Data records:
━━━━━━━━
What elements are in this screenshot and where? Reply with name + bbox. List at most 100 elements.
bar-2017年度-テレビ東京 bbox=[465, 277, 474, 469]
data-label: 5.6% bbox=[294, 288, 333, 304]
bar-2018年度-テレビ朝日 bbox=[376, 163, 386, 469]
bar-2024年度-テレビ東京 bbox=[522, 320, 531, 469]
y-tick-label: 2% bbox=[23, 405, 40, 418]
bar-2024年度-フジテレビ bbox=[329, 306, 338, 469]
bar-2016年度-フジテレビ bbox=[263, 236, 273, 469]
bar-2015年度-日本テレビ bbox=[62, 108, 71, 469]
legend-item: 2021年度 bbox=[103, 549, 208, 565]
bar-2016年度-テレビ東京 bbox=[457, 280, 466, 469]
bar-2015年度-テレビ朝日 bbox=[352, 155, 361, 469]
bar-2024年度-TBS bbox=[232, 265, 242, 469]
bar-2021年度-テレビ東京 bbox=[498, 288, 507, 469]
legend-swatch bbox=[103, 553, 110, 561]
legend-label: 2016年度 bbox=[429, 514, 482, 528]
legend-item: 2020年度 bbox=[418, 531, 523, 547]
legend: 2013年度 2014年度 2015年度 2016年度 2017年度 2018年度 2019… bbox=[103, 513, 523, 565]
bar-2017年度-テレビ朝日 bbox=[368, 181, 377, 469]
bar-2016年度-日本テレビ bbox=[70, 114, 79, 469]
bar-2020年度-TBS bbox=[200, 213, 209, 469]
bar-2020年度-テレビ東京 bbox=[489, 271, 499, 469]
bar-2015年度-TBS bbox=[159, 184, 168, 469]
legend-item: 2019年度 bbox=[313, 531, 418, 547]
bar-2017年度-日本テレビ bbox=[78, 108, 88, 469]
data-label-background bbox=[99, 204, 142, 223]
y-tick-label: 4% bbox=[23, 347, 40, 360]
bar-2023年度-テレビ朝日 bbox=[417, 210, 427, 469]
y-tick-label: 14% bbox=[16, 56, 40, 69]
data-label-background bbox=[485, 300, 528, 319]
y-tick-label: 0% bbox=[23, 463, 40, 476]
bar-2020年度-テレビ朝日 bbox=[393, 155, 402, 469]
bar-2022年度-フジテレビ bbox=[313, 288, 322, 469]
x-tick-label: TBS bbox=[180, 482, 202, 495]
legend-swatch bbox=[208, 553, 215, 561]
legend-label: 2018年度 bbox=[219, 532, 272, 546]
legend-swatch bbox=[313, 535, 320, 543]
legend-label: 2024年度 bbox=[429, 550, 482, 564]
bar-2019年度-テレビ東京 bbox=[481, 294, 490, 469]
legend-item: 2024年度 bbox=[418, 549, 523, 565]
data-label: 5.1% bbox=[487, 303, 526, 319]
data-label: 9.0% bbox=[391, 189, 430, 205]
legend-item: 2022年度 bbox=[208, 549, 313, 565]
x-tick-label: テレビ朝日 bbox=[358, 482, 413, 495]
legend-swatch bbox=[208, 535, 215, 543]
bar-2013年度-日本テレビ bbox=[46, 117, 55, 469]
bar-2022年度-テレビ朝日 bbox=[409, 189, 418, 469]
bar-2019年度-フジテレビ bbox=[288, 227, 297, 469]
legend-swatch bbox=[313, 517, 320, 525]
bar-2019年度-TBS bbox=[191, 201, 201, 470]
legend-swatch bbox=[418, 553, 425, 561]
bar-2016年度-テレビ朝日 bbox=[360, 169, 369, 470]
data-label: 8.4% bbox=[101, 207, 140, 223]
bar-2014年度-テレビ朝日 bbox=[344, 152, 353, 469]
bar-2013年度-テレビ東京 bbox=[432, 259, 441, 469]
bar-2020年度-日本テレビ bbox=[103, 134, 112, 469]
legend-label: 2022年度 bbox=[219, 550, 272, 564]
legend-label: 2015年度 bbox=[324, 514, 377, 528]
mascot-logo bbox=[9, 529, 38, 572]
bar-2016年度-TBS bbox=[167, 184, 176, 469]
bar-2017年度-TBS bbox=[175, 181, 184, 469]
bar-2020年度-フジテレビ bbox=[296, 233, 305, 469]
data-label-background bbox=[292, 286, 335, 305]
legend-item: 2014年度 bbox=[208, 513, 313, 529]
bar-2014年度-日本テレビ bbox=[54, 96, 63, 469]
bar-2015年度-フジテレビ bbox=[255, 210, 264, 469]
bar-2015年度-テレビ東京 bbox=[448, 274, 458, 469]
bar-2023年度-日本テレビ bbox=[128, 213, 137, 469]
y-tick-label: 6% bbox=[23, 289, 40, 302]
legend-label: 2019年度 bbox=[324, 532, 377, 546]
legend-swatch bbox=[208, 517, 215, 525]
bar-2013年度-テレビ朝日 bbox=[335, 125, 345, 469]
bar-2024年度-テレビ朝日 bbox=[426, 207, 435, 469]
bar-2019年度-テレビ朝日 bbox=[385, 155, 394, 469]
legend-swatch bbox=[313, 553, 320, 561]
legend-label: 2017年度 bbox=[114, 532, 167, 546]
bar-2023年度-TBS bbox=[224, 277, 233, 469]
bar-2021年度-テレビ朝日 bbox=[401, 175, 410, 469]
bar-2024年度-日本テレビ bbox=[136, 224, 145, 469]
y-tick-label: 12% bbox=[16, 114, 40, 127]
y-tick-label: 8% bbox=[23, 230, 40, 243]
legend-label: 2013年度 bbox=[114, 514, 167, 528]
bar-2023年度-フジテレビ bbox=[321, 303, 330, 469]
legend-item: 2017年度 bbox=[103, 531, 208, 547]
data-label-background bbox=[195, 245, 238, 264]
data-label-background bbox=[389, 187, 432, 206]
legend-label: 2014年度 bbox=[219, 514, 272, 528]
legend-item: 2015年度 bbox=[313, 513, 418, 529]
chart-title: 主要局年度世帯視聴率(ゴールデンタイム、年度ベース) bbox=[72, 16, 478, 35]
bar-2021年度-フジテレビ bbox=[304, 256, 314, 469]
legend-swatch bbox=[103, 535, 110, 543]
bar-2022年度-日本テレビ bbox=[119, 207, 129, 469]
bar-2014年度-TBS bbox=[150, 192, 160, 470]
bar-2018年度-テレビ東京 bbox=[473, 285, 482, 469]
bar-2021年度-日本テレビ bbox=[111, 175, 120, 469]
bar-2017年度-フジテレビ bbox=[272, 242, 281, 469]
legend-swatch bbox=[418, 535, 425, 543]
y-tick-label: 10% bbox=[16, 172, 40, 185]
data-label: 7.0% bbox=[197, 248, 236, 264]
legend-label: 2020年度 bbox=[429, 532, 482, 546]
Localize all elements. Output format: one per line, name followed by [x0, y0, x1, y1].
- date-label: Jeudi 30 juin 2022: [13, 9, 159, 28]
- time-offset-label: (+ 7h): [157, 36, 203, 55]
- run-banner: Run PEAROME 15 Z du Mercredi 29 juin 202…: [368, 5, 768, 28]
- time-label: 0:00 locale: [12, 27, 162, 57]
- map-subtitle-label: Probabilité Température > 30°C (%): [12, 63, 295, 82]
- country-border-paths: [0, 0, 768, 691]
━━━━━━━━
Problem description:
Report each line of the listing above that contains the word "elements". Case counts.

Result of this task:
What elements are in this screenshot and where? Reply with name + bbox. List at most 100 elements.
Localize all elements. Output format: one per line, name followed by [x0, y0, x1, y1].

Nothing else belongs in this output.